Material provided:
┌──
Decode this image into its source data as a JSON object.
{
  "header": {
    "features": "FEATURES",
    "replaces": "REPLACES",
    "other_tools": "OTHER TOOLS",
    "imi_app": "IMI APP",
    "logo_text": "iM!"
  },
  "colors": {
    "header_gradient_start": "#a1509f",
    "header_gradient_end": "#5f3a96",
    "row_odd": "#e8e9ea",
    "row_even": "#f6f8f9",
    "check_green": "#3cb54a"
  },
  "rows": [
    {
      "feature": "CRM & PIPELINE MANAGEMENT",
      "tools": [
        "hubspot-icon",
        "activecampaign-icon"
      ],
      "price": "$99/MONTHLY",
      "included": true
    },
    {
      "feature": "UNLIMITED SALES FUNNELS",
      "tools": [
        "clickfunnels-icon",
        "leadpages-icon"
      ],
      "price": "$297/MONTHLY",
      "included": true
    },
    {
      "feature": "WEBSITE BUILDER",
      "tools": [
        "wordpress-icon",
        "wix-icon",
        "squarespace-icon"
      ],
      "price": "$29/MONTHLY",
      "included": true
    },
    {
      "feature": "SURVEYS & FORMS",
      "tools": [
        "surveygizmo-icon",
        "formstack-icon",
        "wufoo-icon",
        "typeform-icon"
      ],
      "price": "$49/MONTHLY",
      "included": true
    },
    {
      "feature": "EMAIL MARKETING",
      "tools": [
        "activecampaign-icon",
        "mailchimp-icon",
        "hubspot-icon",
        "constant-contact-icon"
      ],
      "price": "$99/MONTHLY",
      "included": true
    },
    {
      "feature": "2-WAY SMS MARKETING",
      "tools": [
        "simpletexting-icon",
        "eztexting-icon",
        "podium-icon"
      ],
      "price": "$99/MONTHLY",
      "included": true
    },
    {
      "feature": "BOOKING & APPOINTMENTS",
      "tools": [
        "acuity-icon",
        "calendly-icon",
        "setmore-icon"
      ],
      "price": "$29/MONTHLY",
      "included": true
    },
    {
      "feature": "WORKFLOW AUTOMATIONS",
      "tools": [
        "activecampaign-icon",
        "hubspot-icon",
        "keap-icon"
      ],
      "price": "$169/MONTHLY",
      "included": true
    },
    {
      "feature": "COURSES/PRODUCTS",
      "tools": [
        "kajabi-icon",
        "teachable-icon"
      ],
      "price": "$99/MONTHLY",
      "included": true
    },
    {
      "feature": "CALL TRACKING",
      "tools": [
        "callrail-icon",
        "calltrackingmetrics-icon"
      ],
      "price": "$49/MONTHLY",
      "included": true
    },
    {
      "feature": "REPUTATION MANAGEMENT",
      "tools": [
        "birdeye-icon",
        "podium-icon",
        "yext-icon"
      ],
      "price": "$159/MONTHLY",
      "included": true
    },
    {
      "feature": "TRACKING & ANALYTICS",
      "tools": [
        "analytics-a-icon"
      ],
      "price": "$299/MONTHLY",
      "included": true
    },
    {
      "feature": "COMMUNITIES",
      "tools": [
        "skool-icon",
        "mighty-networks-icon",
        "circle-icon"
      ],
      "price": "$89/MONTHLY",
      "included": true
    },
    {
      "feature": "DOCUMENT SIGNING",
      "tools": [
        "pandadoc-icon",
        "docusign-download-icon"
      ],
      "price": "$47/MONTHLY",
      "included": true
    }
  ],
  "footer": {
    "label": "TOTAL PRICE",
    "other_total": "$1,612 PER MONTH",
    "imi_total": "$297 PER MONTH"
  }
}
└──
Do this: Transcribe every entry exactly, omitting nothing.

Output of the exercise:
Decode this image into its source data as a JSON object.
{
  "header": {
    "features": "FEATURES",
    "replaces": "REPLACES",
    "other_tools": "OTHER TOOLS",
    "imi_app": "IMI APP",
    "logo_text": "iM!"
  },
  "colors": {
    "header_gradient_start": "#a1509f",
    "header_gradient_end": "#5f3a96",
    "row_odd": "#e8e9ea",
    "row_even": "#f6f8f9",
    "check_green": "#3cb54a"
  },
  "rows": [
    {
      "feature": "CRM & PIPELINE MANAGEMENT",
      "tools": [
        "hubspot-icon",
        "activecampaign-icon"
      ],
      "price": "$99/MONTHLY",
      "included": true
    },
    {
      "feature": "UNLIMITED SALES FUNNELS",
      "tools": [
        "clickfunnels-icon",
        "leadpages-icon"
      ],
      "price": "$297/MONTHLY",
      "included": true
    },
    {
      "feature": "WEBSITE BUILDER",
      "tools": [
        "wordpress-icon",
        "wix-icon",
        "squarespace-icon"
      ],
      "price": "$29/MONTHLY",
      "included": true
    },
    {
      "feature": "SURVEYS & FORMS",
      "tools": [
        "surveygizmo-icon",
        "formstack-icon",
        "wufoo-icon",
        "typeform-icon"
      ],
      "price": "$49/MONTHLY",
      "included": true
    },
    {
      "feature": "EMAIL MARKETING",
      "tools": [
        "activecampaign-icon",
        "mailchimp-icon",
        "hubspot-icon",
        "constant-contact-icon"
      ],
      "price": "$99/MONTHLY",
      "included": true
    },
    {
      "feature": "2-WAY SMS MARKETING",
      "tools": [
        "simpletexting-icon",
        "eztexting-icon",
        "podium-icon"
      ],
      "price": "$99/MONTHLY",
      "included": true
    },
    {
      "feature": "BOOKING & APPOINTMENTS",
      "tools": [
        "acuity-icon",
        "calendly-icon",
        "setmore-icon"
      ],
      "price": "$29/MONTHLY",
      "included": true
    },
    {
      "feature": "WORKFLOW AUTOMATIONS",
      "tools": [
        "activecampaign-icon",
        "hubspot-icon",
        "keap-icon"
      ],
      "price": "$169/MONTHLY",
      "included": true
    },
    {
      "feature": "COURSES/PRODUCTS",
      "tools": [
        "kajabi-icon",
        "teachable-icon"
      ],
      "price": "$99/MONTHLY",
      "included": true
    },
    {
      "feature": "CALL TRACKING",
      "tools": [
        "callrail-icon",
        "calltrackingmetrics-icon"
      ],
      "price": "$49/MONTHLY",
      "included": true
    },
    {
      "feature": "REPUTATION MANAGEMENT",
      "tools": [
        "birdeye-icon",
        "podium-icon",
        "yext-icon"
      ],
      "price": "$159/MONTHLY",
      "included": true
    },
    {
      "feature": "TRACKING & ANALYTICS",
      "tools": [
        "analytics-a-icon"
      ],
      "price": "$299/MONTHLY",
      "included": true
    },
    {
      "feature": "COMMUNITIES",
      "tools": [
        "skool-icon",
        "mighty-networks-icon",
        "circle-icon"
      ],
      "price": "$89/MONTHLY",
      "included": true
    },
    {
      "feature": "DOCUMENT SIGNING",
      "tools": [
        "pandadoc-icon",
        "docusign-download-icon"
      ],
      "price": "$47/MONTHLY",
      "included": true
    }
  ],
  "footer": {
    "label": "TOTAL PRICE",
    "other_total": "$1,612 PER MONTH",
    "imi_total": "$297 PER MONTH"
  }
}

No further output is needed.